WHAT NEEDS TO BE DONE: Present every line in which the string "greeted" appears.

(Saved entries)
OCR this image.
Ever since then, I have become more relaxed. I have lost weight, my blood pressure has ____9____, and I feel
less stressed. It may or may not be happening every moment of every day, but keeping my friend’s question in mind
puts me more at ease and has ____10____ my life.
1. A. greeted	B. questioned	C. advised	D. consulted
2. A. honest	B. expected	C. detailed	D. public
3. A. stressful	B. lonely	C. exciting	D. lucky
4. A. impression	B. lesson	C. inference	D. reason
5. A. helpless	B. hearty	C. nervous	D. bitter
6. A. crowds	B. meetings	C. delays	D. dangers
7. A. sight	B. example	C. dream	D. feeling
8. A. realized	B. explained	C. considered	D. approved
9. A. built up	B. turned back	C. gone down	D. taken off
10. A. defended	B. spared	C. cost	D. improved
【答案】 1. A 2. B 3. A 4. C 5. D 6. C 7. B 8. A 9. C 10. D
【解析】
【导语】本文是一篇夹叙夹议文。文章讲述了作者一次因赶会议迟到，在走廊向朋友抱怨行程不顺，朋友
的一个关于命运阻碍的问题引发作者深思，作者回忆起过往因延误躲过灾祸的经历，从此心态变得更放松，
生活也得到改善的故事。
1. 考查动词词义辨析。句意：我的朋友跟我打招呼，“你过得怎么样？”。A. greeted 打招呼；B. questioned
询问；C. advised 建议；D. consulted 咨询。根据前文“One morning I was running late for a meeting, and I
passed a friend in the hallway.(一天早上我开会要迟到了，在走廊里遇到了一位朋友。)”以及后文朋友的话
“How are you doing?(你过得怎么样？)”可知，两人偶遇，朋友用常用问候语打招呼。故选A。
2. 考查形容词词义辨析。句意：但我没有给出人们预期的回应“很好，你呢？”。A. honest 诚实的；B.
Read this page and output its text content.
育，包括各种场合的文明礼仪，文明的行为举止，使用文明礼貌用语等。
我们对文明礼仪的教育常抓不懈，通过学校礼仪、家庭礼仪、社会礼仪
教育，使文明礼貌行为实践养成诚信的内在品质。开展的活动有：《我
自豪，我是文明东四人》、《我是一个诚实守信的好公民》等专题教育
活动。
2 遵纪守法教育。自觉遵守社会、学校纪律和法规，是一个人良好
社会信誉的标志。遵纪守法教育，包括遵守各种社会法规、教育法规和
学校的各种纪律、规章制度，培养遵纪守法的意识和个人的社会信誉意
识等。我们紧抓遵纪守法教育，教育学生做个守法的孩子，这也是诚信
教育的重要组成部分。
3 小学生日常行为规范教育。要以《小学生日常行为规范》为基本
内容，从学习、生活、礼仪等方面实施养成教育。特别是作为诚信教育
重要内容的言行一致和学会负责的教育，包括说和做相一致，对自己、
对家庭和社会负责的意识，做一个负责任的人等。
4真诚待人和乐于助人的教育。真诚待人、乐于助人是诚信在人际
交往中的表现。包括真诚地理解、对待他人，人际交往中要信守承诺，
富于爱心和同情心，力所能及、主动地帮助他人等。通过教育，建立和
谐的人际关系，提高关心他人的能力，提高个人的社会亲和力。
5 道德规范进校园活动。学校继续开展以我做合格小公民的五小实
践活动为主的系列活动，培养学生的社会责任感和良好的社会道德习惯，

WORKED SOLUTION:
1. A. greeted	B. questioned	C. advised	D. consulted
1. 考查动词词义辨析。句意：我的朋友跟我打招呼，“你过得怎么样？”。A. greeted 打招呼；B. questioned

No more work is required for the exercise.